# What you will do
Report, as a bare number, how many lines hold "BOWL".

* BEGIN Records to process *

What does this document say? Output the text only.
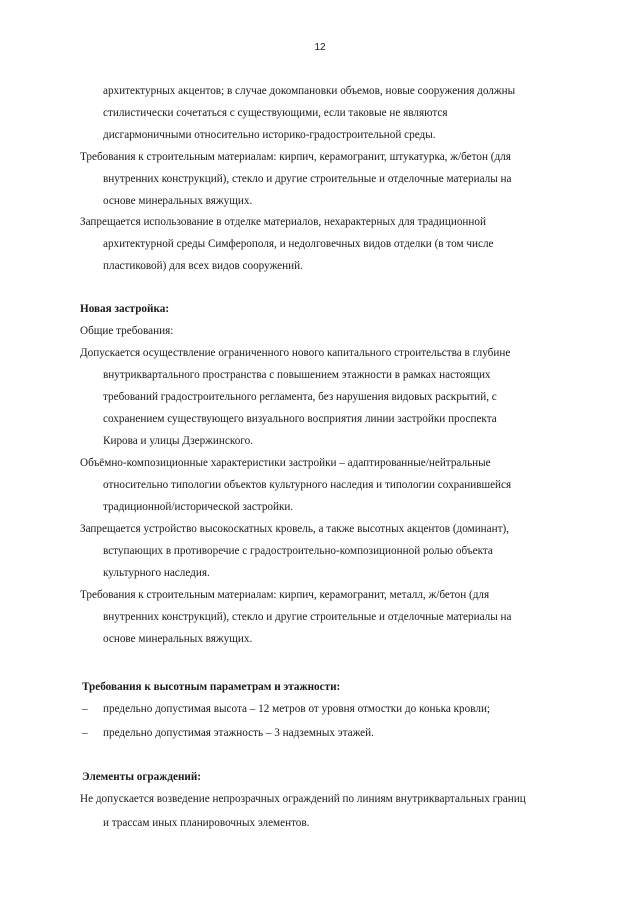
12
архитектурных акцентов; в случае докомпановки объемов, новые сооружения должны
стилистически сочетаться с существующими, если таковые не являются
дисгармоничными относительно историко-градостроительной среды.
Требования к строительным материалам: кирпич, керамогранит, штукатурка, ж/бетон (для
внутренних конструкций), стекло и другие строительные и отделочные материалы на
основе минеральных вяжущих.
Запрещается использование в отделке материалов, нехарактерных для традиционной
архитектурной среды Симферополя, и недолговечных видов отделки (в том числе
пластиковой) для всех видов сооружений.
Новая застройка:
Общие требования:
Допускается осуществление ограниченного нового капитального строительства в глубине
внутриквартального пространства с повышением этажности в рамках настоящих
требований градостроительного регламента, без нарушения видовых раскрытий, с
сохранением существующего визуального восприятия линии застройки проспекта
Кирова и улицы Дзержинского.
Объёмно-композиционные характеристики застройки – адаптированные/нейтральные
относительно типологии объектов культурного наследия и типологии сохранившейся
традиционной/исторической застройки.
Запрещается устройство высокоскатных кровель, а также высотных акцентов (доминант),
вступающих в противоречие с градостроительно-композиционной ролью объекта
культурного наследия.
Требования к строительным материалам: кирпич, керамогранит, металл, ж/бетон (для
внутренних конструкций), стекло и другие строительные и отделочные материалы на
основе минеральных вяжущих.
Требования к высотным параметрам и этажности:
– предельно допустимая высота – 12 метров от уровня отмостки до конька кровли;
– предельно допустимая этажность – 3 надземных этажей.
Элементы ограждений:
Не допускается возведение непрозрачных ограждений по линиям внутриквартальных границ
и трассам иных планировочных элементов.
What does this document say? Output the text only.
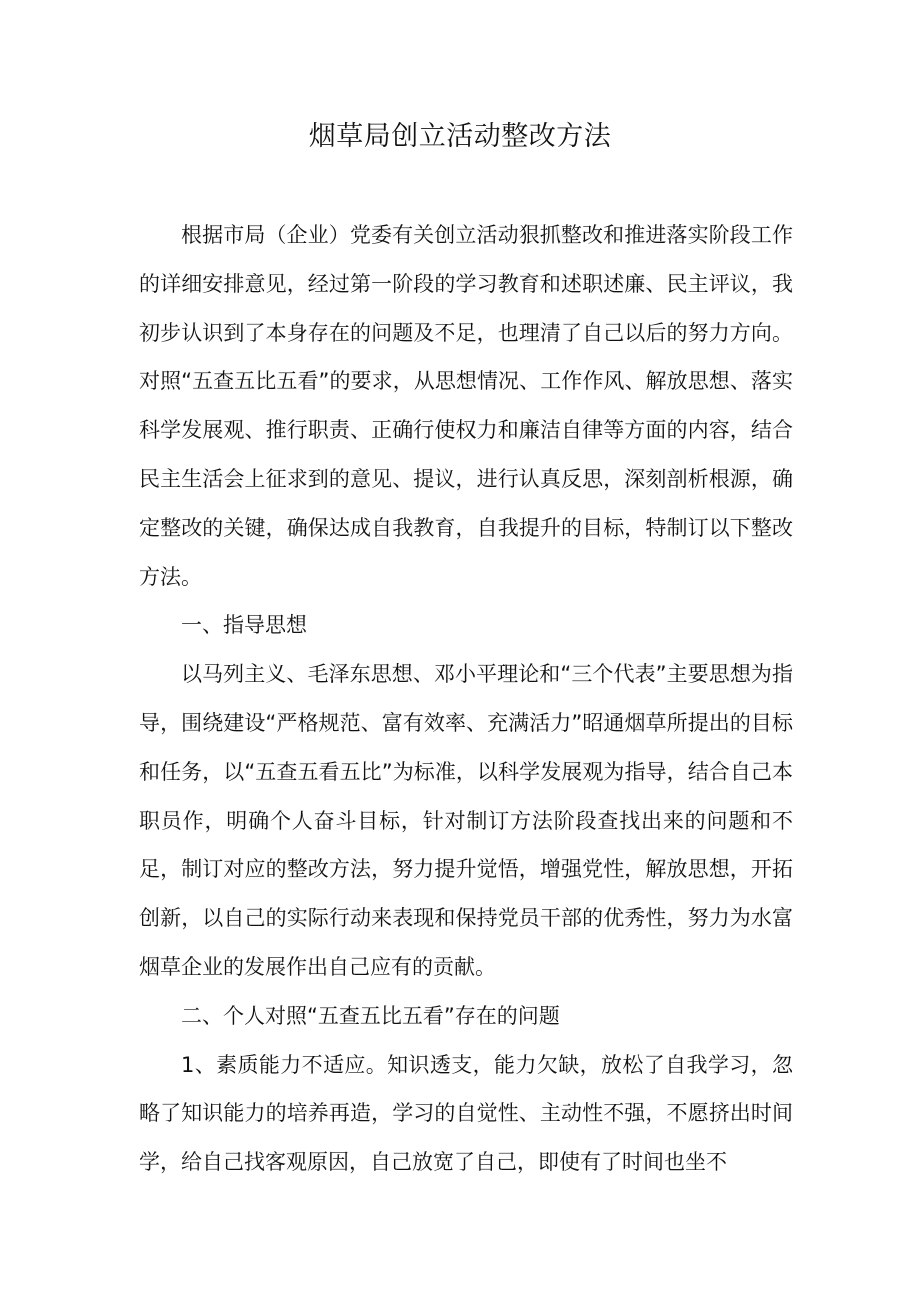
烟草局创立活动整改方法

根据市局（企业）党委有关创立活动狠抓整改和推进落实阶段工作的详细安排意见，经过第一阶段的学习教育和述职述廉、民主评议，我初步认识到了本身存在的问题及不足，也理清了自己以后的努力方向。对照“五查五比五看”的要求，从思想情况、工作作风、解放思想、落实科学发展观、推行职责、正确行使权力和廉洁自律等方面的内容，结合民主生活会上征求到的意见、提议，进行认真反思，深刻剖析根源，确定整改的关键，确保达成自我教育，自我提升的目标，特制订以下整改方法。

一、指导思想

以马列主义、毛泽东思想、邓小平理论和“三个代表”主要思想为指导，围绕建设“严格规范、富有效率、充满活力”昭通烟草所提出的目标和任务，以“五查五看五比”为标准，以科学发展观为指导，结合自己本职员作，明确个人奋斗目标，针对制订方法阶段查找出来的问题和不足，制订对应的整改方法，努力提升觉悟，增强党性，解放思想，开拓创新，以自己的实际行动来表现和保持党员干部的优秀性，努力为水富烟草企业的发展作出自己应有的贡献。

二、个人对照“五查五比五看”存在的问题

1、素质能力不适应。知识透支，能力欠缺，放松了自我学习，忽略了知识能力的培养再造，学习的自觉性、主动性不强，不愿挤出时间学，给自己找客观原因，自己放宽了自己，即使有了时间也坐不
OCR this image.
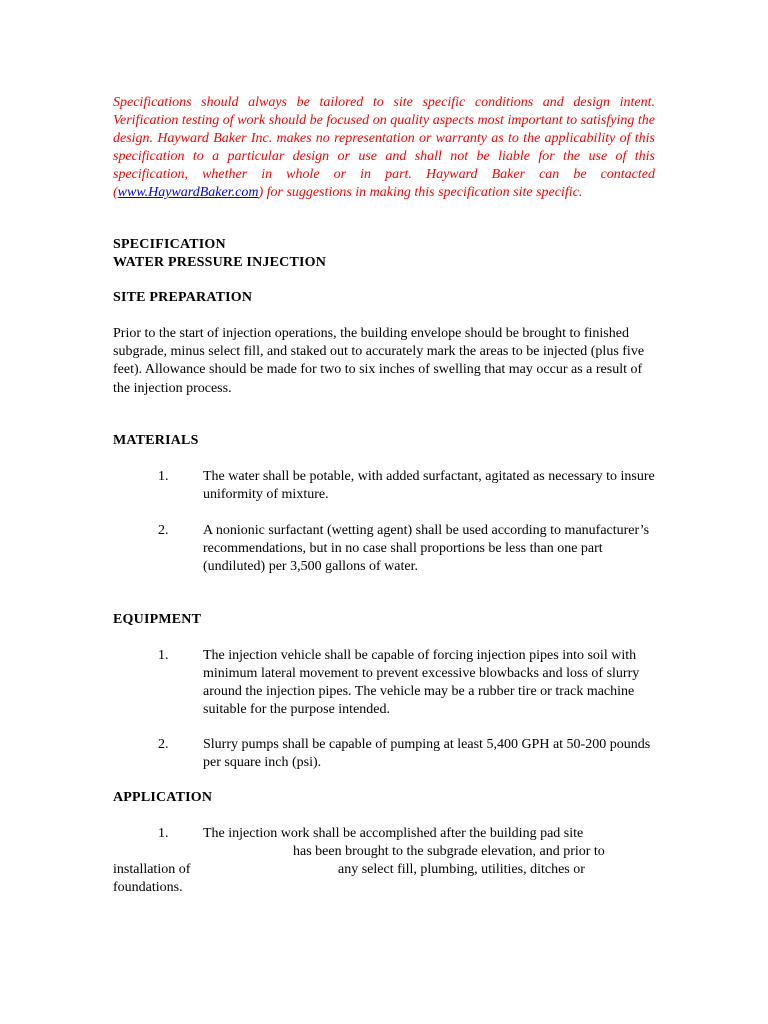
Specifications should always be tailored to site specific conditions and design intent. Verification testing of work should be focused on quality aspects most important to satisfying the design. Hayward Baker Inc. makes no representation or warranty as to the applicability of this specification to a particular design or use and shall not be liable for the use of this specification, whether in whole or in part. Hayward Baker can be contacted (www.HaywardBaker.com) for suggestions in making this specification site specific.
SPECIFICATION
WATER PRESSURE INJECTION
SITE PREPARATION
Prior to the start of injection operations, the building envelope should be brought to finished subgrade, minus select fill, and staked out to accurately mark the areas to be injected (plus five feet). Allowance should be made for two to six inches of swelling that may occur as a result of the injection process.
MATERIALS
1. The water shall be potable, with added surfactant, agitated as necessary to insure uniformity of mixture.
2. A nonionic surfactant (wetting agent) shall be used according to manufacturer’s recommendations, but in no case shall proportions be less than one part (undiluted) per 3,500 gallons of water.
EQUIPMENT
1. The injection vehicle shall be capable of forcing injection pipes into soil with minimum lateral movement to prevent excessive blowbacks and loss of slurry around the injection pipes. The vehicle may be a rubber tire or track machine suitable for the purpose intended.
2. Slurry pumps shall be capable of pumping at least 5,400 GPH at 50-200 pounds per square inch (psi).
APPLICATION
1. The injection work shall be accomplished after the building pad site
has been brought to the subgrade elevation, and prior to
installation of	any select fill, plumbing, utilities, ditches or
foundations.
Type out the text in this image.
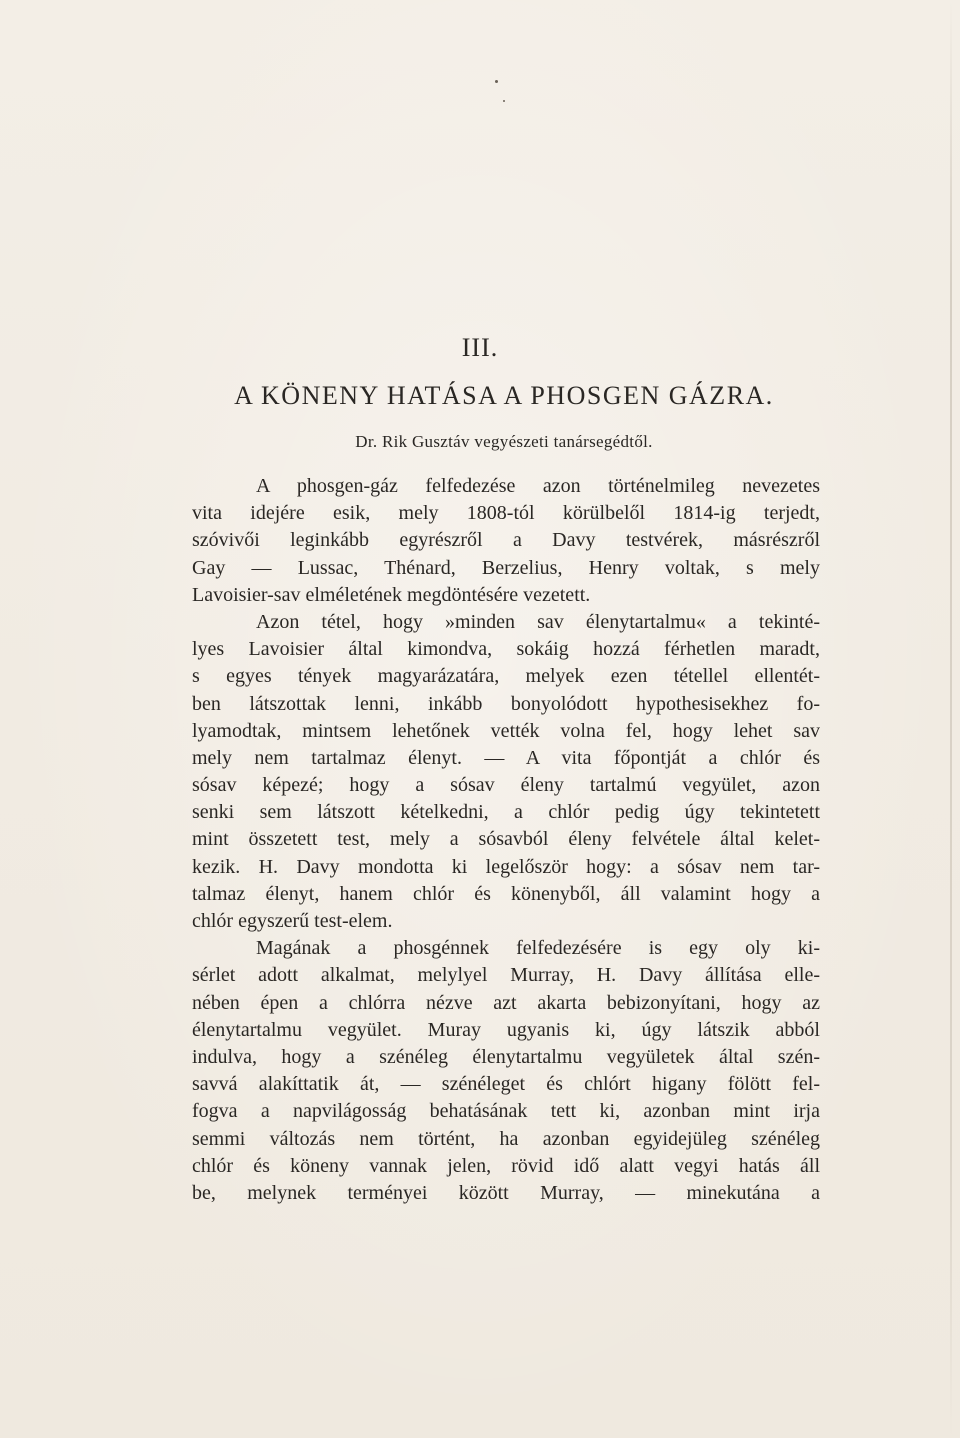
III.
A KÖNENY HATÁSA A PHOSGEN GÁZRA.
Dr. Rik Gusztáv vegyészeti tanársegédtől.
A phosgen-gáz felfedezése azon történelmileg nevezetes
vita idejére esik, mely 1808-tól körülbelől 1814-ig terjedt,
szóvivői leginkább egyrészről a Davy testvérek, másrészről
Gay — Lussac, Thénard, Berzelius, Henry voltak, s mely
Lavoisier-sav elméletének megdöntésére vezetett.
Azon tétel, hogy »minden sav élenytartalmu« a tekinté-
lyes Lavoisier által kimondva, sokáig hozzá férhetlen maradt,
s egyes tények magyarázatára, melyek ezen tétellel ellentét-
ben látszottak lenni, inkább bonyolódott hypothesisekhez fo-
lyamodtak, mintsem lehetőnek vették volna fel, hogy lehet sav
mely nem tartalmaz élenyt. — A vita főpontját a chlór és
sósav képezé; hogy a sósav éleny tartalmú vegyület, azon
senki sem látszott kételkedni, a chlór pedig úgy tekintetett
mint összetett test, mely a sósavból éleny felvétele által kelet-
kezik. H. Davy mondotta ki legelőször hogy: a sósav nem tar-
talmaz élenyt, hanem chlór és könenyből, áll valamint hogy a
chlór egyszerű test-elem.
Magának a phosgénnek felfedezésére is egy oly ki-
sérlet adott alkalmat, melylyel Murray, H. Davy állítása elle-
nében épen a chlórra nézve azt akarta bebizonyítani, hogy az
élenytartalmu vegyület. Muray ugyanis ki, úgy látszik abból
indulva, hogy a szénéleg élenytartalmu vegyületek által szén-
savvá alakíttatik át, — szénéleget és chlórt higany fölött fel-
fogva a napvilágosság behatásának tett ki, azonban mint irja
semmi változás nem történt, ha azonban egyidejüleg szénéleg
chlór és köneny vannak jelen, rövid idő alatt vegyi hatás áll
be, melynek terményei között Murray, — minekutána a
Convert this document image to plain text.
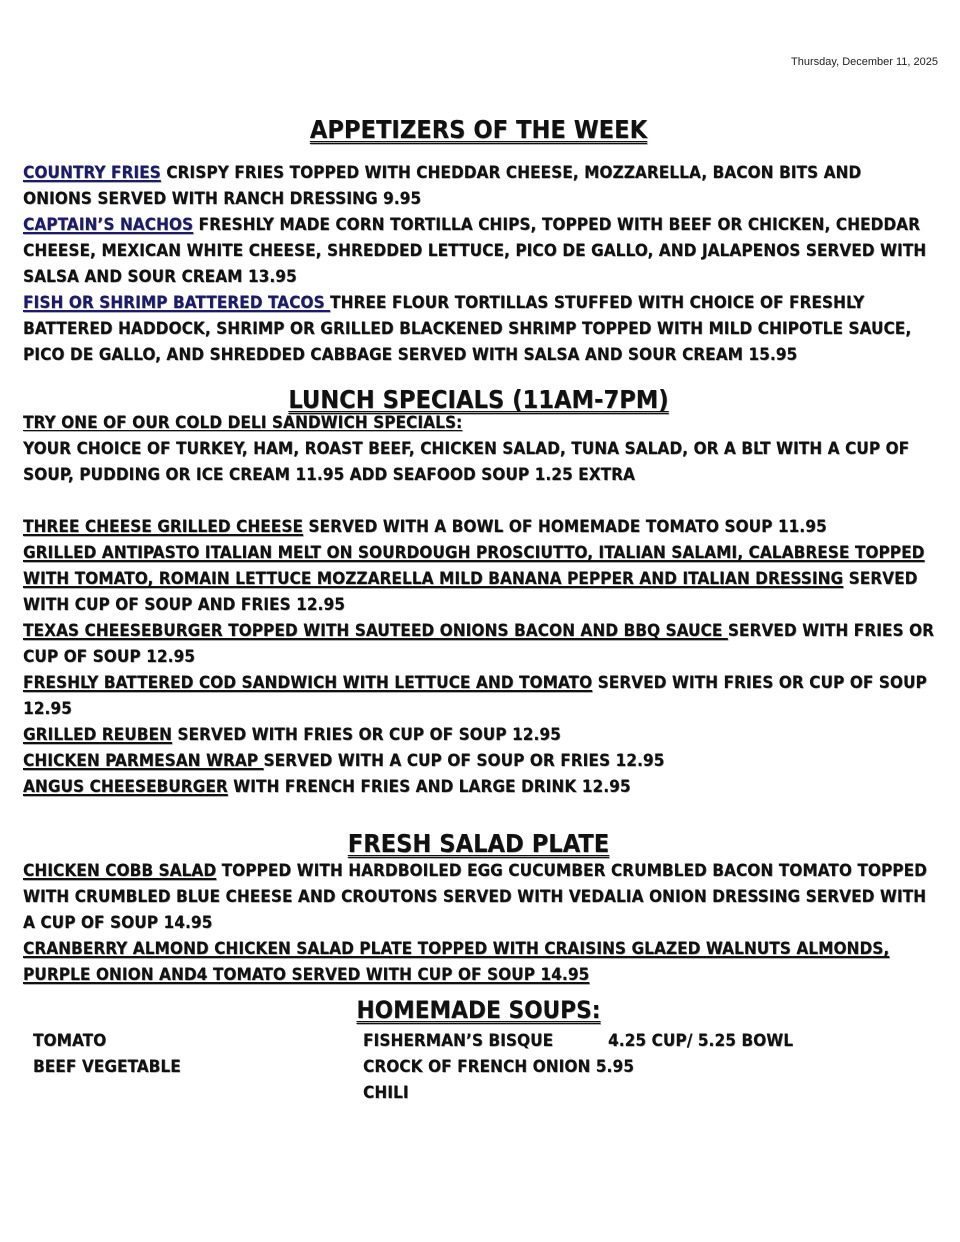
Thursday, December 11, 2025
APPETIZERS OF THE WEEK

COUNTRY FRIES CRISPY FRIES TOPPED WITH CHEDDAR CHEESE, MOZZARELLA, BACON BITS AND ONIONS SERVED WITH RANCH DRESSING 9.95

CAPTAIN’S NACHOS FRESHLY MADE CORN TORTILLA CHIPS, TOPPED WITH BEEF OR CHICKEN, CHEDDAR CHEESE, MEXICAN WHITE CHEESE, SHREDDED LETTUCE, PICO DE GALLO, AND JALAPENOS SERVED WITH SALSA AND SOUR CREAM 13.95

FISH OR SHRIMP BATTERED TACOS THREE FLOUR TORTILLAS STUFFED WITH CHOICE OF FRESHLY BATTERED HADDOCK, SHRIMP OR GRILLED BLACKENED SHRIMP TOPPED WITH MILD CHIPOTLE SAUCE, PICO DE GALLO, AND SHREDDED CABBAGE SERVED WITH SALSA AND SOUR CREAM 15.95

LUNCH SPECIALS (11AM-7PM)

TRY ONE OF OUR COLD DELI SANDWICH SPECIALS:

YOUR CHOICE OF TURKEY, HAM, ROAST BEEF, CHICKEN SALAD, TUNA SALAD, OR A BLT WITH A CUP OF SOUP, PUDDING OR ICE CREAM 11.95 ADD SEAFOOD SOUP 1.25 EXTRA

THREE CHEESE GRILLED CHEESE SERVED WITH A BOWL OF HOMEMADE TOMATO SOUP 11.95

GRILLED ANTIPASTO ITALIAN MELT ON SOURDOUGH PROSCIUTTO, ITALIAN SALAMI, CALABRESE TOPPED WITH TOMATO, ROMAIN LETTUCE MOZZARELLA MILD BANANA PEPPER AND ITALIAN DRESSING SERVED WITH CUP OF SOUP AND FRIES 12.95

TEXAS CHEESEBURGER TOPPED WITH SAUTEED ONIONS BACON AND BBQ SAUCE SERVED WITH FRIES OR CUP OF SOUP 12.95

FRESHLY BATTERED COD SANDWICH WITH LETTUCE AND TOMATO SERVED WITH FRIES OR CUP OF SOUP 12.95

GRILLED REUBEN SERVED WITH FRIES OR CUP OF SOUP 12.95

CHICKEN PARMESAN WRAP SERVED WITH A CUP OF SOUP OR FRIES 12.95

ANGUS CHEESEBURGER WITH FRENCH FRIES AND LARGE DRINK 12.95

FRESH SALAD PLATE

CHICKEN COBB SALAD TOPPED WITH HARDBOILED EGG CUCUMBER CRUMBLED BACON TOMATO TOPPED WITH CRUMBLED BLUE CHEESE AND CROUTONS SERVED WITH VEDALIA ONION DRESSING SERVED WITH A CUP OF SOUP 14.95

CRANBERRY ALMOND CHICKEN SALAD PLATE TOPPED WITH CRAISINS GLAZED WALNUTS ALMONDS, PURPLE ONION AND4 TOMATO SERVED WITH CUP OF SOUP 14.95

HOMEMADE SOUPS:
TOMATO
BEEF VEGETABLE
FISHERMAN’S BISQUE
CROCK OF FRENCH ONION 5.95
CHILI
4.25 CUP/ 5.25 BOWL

* END Records to process *

# Solution to this problem
2